- SUPPLIED RECORDS
+---+

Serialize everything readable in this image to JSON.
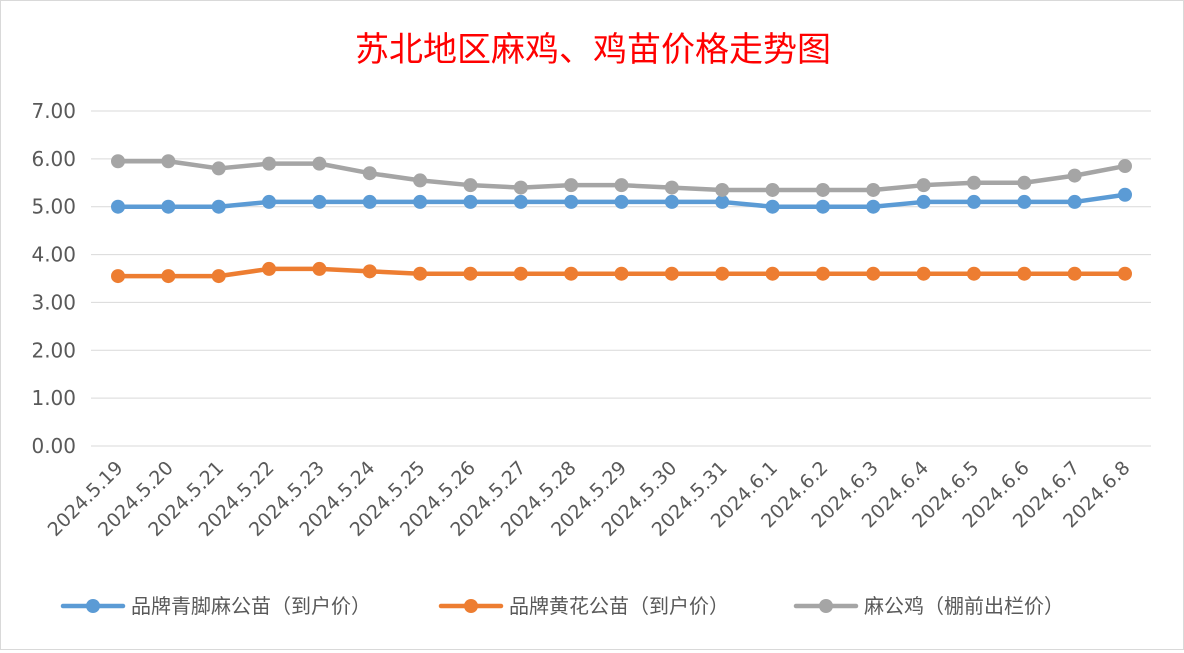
{
  "chart_data": {
    "type": "line",
    "title": "苏北地区麻鸡、鸡苗价格走势图",
    "xlabel": "",
    "ylabel": "",
    "ylim": [
      0,
      7
    ],
    "yticks": [
      "0.00",
      "1.00",
      "2.00",
      "3.00",
      "4.00",
      "5.00",
      "6.00",
      "7.00"
    ],
    "grid": true,
    "legend_position": "bottom",
    "categories": [
      "2024.5.19",
      "2024.5.20",
      "2024.5.21",
      "2024.5.22",
      "2024.5.23",
      "2024.5.24",
      "2024.5.25",
      "2024.5.26",
      "2024.5.27",
      "2024.5.28",
      "2024.5.29",
      "2024.5.30",
      "2024.5.31",
      "2024.6.1",
      "2024.6.2",
      "2024.6.3",
      "2024.6.4",
      "2024.6.5",
      "2024.6.6",
      "2024.6.7",
      "2024.6.8"
    ],
    "series": [
      {
        "name": "品牌青脚麻公苗（到户价）",
        "color": "#5b9bd5",
        "values": [
          5.0,
          5.0,
          5.0,
          5.1,
          5.1,
          5.1,
          5.1,
          5.1,
          5.1,
          5.1,
          5.1,
          5.1,
          5.1,
          5.0,
          5.0,
          5.0,
          5.1,
          5.1,
          5.1,
          5.1,
          5.25
        ]
      },
      {
        "name": "品牌黄花公苗（到户价）",
        "color": "#ed7d31",
        "values": [
          3.55,
          3.55,
          3.55,
          3.7,
          3.7,
          3.65,
          3.6,
          3.6,
          3.6,
          3.6,
          3.6,
          3.6,
          3.6,
          3.6,
          3.6,
          3.6,
          3.6,
          3.6,
          3.6,
          3.6,
          3.6
        ]
      },
      {
        "name": "麻公鸡（棚前出栏价）",
        "color": "#a5a5a5",
        "values": [
          5.95,
          5.95,
          5.8,
          5.9,
          5.9,
          5.7,
          5.55,
          5.45,
          5.4,
          5.45,
          5.45,
          5.4,
          5.35,
          5.35,
          5.35,
          5.35,
          5.45,
          5.5,
          5.5,
          5.65,
          5.85
        ]
      }
    ],
    "title_color": "#ff0000"
  }
}
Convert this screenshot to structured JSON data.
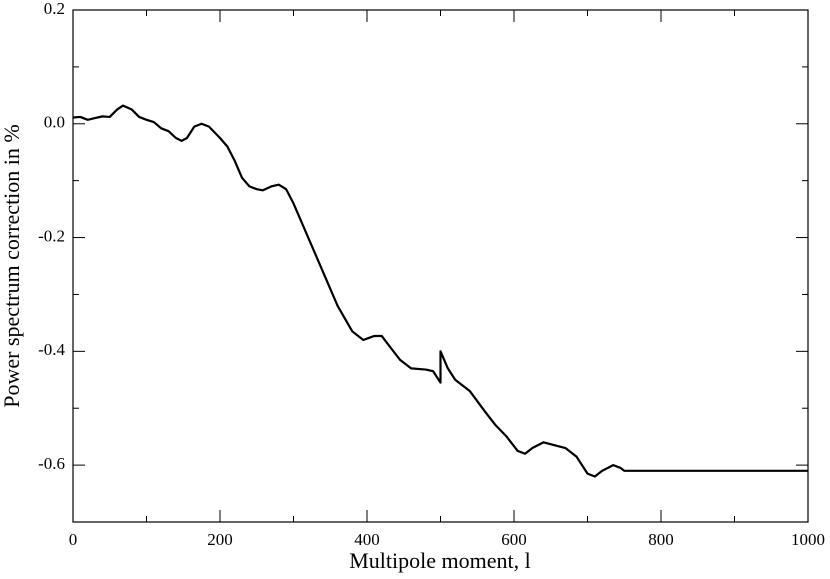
{
  "chart_data": {
    "type": "line",
    "xlabel": "Multipole moment, l",
    "ylabel": "Power spectrum correction in %",
    "xlim": [
      0,
      1000
    ],
    "ylim": [
      -0.7,
      0.2
    ],
    "xticks": [
      0,
      200,
      400,
      600,
      800,
      1000
    ],
    "xminorticks": [
      100,
      300,
      500,
      700,
      900
    ],
    "yticks": [
      0.2,
      {
        "value": 0,
        "label": "0.0"
      },
      -0.2,
      -0.4,
      -0.6
    ],
    "yminorticks": [
      0.1,
      -0.1,
      -0.3,
      -0.5,
      -0.7
    ],
    "series": [
      {
        "color": "#000000",
        "x": [
          0,
          10,
          20,
          30,
          40,
          50,
          60,
          68,
          80,
          90,
          100,
          110,
          120,
          130,
          140,
          148,
          155,
          165,
          175,
          185,
          200,
          210,
          220,
          230,
          240,
          250,
          258,
          270,
          280,
          290,
          300,
          320,
          340,
          360,
          380,
          395,
          410,
          420,
          430,
          445,
          460,
          480,
          490,
          500,
          500,
          510,
          520,
          540,
          560,
          575,
          590,
          605,
          615,
          625,
          640,
          655,
          670,
          685,
          700,
          710,
          720,
          735,
          745,
          750,
          1000
        ],
        "values": [
          0.011,
          0.012,
          0.007,
          0.01,
          0.013,
          0.012,
          0.025,
          0.032,
          0.025,
          0.012,
          0.007,
          0.003,
          -0.008,
          -0.013,
          -0.025,
          -0.03,
          -0.025,
          -0.005,
          0.0,
          -0.005,
          -0.025,
          -0.04,
          -0.065,
          -0.095,
          -0.11,
          -0.115,
          -0.117,
          -0.11,
          -0.107,
          -0.115,
          -0.14,
          -0.2,
          -0.26,
          -0.32,
          -0.365,
          -0.38,
          -0.373,
          -0.373,
          -0.39,
          -0.415,
          -0.43,
          -0.432,
          -0.435,
          -0.455,
          -0.4,
          -0.43,
          -0.45,
          -0.47,
          -0.505,
          -0.53,
          -0.55,
          -0.575,
          -0.58,
          -0.57,
          -0.56,
          -0.565,
          -0.57,
          -0.585,
          -0.615,
          -0.62,
          -0.61,
          -0.6,
          -0.605,
          -0.61,
          -0.61
        ]
      }
    ]
  }
}
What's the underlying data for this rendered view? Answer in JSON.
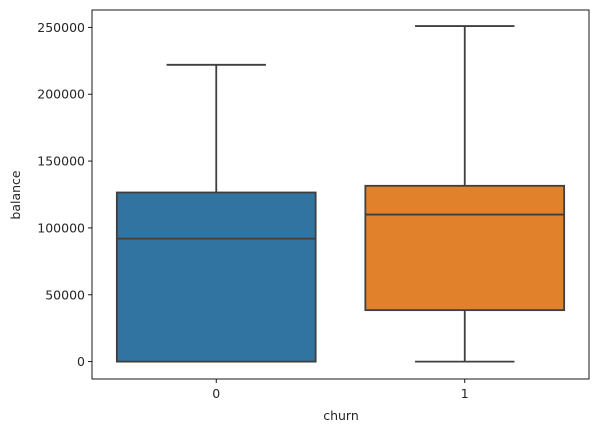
{
  "chart_data": {
    "type": "box",
    "title": "",
    "xlabel": "churn",
    "ylabel": "balance",
    "categories": [
      "0",
      "1"
    ],
    "ylim": [
      -13000,
      263000
    ],
    "yticks": [
      0,
      50000,
      100000,
      150000,
      200000,
      250000
    ],
    "ytick_labels": [
      "0",
      "50000",
      "100000",
      "150000",
      "200000",
      "250000"
    ],
    "grid": false,
    "legend": "none",
    "boxes": [
      {
        "category": "0",
        "whisker_low": 0,
        "q1": 0,
        "median": 92000,
        "q3": 126500,
        "whisker_high": 222000,
        "color": "#3274a1"
      },
      {
        "category": "1",
        "whisker_low": 0,
        "q1": 38500,
        "median": 110000,
        "q3": 131500,
        "whisker_high": 251000,
        "color": "#e1812c"
      }
    ],
    "line_color": "#3f3f3f"
  }
}
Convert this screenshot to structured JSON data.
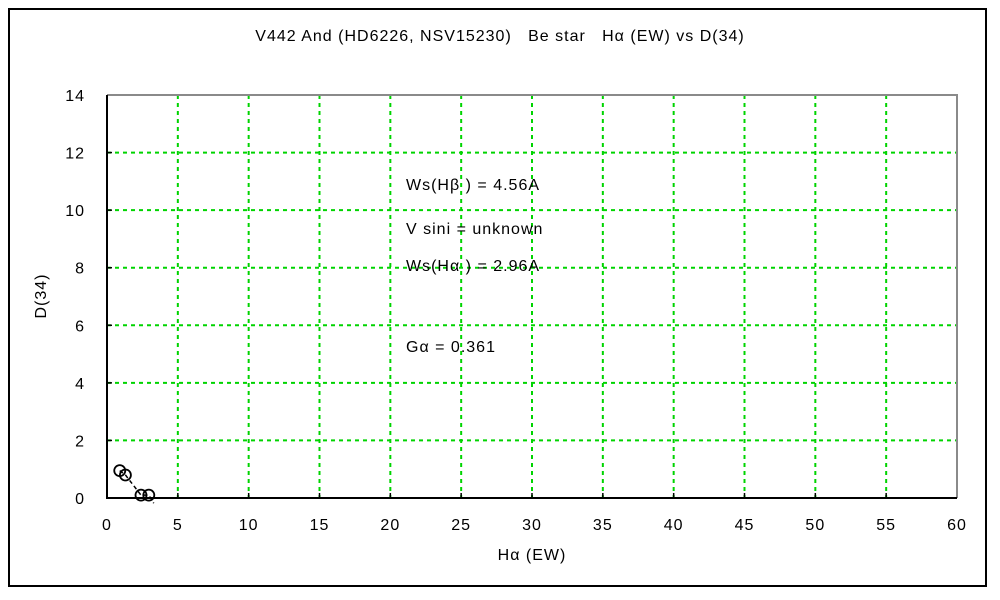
{
  "chart_data": {
    "type": "scatter",
    "title": "V442 And (HD6226, NSV15230)   Be star   Hα (EW) vs D(34)",
    "xlabel": "Hα (EW)",
    "ylabel": "D(34)",
    "xlim": [
      0,
      60
    ],
    "ylim": [
      0,
      14
    ],
    "xticks": [
      0,
      5,
      10,
      15,
      20,
      25,
      30,
      35,
      40,
      45,
      50,
      55,
      60
    ],
    "yticks": [
      0,
      2,
      4,
      6,
      8,
      10,
      12,
      14
    ],
    "grid": {
      "show": true,
      "style": "dashed",
      "color": "#00d400"
    },
    "frame": {
      "axis_color": "#000000",
      "box_color": "#8a8a8a"
    },
    "legend": "none",
    "series": [
      {
        "name": "observations",
        "marker": "open-circle",
        "color": "#000000",
        "points": [
          [
            0.9,
            0.95
          ],
          [
            1.3,
            0.8
          ],
          [
            2.4,
            0.1
          ],
          [
            2.95,
            0.1
          ]
        ]
      }
    ],
    "trend_line": {
      "style": "dashed",
      "color": "#000000",
      "points": [
        [
          0.9,
          0.95
        ],
        [
          1.3,
          0.8
        ],
        [
          2.4,
          0.1
        ],
        [
          2.95,
          0.1
        ],
        [
          3.3,
          -0.18
        ]
      ]
    },
    "annotations": [
      "Ws(Hβ ) = 4.56A",
      "Ws(Hα ) = 2.96A",
      "Gα = 0.361",
      "V sini = unknown"
    ]
  }
}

+---+

- WRITTEN PROBLEM
Your task is to repeat the data above exactly while excluding the pictures.

- EXERCISE RESULT
Serialize everything readable in this image to JSON.
{
  "chart_data": {
    "type": "line",
    "title": "苏北地区麻鸡、鸡苗价格走势图",
    "xlabel": "",
    "ylabel": "",
    "ylim": [
      0,
      7
    ],
    "yticks": [
      "0.00",
      "1.00",
      "2.00",
      "3.00",
      "4.00",
      "5.00",
      "6.00",
      "7.00"
    ],
    "grid": true,
    "legend_position": "bottom",
    "categories": [
      "2024.5.19",
      "2024.5.20",
      "2024.5.21",
      "2024.5.22",
      "2024.5.23",
      "2024.5.24",
      "2024.5.25",
      "2024.5.26",
      "2024.5.27",
      "2024.5.28",
      "2024.5.29",
      "2024.5.30",
      "2024.5.31",
      "2024.6.1",
      "2024.6.2",
      "2024.6.3",
      "2024.6.4",
      "2024.6.5",
      "2024.6.6",
      "2024.6.7",
      "2024.6.8"
    ],
    "series": [
      {
        "name": "品牌青脚麻公苗（到户价）",
        "color": "#5b9bd5",
        "values": [
          5.0,
          5.0,
          5.0,
          5.1,
          5.1,
          5.1,
          5.1,
          5.1,
          5.1,
          5.1,
          5.1,
          5.1,
          5.1,
          5.0,
          5.0,
          5.0,
          5.1,
          5.1,
          5.1,
          5.1,
          5.25
        ]
      },
      {
        "name": "品牌黄花公苗（到户价）",
        "color": "#ed7d31",
        "values": [
          3.55,
          3.55,
          3.55,
          3.7,
          3.7,
          3.65,
          3.6,
          3.6,
          3.6,
          3.6,
          3.6,
          3.6,
          3.6,
          3.6,
          3.6,
          3.6,
          3.6,
          3.6,
          3.6,
          3.6,
          3.6
        ]
      },
      {
        "name": "麻公鸡（棚前出栏价）",
        "color": "#a5a5a5",
        "values": [
          5.95,
          5.95,
          5.8,
          5.9,
          5.9,
          5.7,
          5.55,
          5.45,
          5.4,
          5.45,
          5.45,
          5.4,
          5.35,
          5.35,
          5.35,
          5.35,
          5.45,
          5.5,
          5.5,
          5.65,
          5.85
        ]
      }
    ],
    "title_color": "#ff0000"
  }
}
Convert this screenshot to structured JSON data.
{
  "chart_data": {
    "type": "line",
    "xlabel": "Multipole moment, l",
    "ylabel": "Power spectrum correction in %",
    "xlim": [
      0,
      1000
    ],
    "ylim": [
      -0.7,
      0.2
    ],
    "xticks": [
      0,
      200,
      400,
      600,
      800,
      1000
    ],
    "xminorticks": [
      100,
      300,
      500,
      700,
      900
    ],
    "yticks": [
      0.2,
      {
        "value": 0,
        "label": "0.0"
      },
      -0.2,
      -0.4,
      -0.6
    ],
    "yminorticks": [
      0.1,
      -0.1,
      -0.3,
      -0.5,
      -0.7
    ],
    "series": [
      {
        "color": "#000000",
        "x": [
          0,
          10,
          20,
          30,
          40,
          50,
          60,
          68,
          80,
          90,
          100,
          110,
          120,
          130,
          140,
          148,
          155,
          165,
          175,
          185,
          200,
          210,
          220,
          230,
          240,
          250,
          258,
          270,
          280,
          290,
          300,
          320,
          340,
          360,
          380,
          395,
          410,
          420,
          430,
          445,
          460,
          480,
          490,
          500,
          500,
          510,
          520,
          540,
          560,
          575,
          590,
          605,
          615,
          625,
          640,
          655,
          670,
          685,
          700,
          710,
          720,
          735,
          745,
          750,
          1000
        ],
        "values": [
          0.011,
          0.012,
          0.007,
          0.01,
          0.013,
          0.012,
          0.025,
          0.032,
          0.025,
          0.012,
          0.007,
          0.003,
          -0.008,
          -0.013,
          -0.025,
          -0.03,
          -0.025,
          -0.005,
          0.0,
          -0.005,
          -0.025,
          -0.04,
          -0.065,
          -0.095,
          -0.11,
          -0.115,
          -0.117,
          -0.11,
          -0.107,
          -0.115,
          -0.14,
          -0.2,
          -0.26,
          -0.32,
          -0.365,
          -0.38,
          -0.373,
          -0.373,
          -0.39,
          -0.415,
          -0.43,
          -0.432,
          -0.435,
          -0.455,
          -0.4,
          -0.43,
          -0.45,
          -0.47,
          -0.505,
          -0.53,
          -0.55,
          -0.575,
          -0.58,
          -0.57,
          -0.56,
          -0.565,
          -0.57,
          -0.585,
          -0.615,
          -0.62,
          -0.61,
          -0.6,
          -0.605,
          -0.61,
          -0.61
        ]
      }
    ]
  }
}
What's the underlying data for this rendered view? Answer in JSON.
{
  "chart_data": {
    "type": "box",
    "title": "",
    "xlabel": "churn",
    "ylabel": "balance",
    "categories": [
      "0",
      "1"
    ],
    "ylim": [
      -13000,
      263000
    ],
    "yticks": [
      0,
      50000,
      100000,
      150000,
      200000,
      250000
    ],
    "ytick_labels": [
      "0",
      "50000",
      "100000",
      "150000",
      "200000",
      "250000"
    ],
    "grid": false,
    "legend": "none",
    "boxes": [
      {
        "category": "0",
        "whisker_low": 0,
        "q1": 0,
        "median": 92000,
        "q3": 126500,
        "whisker_high": 222000,
        "color": "#3274a1"
      },
      {
        "category": "1",
        "whisker_low": 0,
        "q1": 38500,
        "median": 110000,
        "q3": 131500,
        "whisker_high": 251000,
        "color": "#e1812c"
      }
    ],
    "line_color": "#3f3f3f"
  }
}
Convert this screenshot to structured JSON data.
{
  "chart_data": {
    "type": "scatter",
    "title": "V442 And (HD6226, NSV15230)   Be star   Hα (EW) vs D(34)",
    "xlabel": "Hα (EW)",
    "ylabel": "D(34)",
    "xlim": [
      0,
      60
    ],
    "ylim": [
      0,
      14
    ],
    "xticks": [
      0,
      5,
      10,
      15,
      20,
      25,
      30,
      35,
      40,
      45,
      50,
      55,
      60
    ],
    "yticks": [
      0,
      2,
      4,
      6,
      8,
      10,
      12,
      14
    ],
    "grid": {
      "show": true,
      "style": "dashed",
      "color": "#00d400"
    },
    "frame": {
      "axis_color": "#000000",
      "box_color": "#8a8a8a"
    },
    "legend": "none",
    "series": [
      {
        "name": "observations",
        "marker": "open-circle",
        "color": "#000000",
        "points": [
          [
            0.9,
            0.95
          ],
          [
            1.3,
            0.8
          ],
          [
            2.4,
            0.1
          ],
          [
            2.95,
            0.1
          ]
        ]
      }
    ],
    "trend_line": {
      "style": "dashed",
      "color": "#000000",
      "points": [
        [
          0.9,
          0.95
        ],
        [
          1.3,
          0.8
        ],
        [
          2.4,
          0.1
        ],
        [
          2.95,
          0.1
        ],
        [
          3.3,
          -0.18
        ]
      ]
    },
    "annotations": [
      "Ws(Hβ ) = 4.56A",
      "Ws(Hα ) = 2.96A",
      "Gα = 0.361",
      "V sini = unknown"
    ]
  }
}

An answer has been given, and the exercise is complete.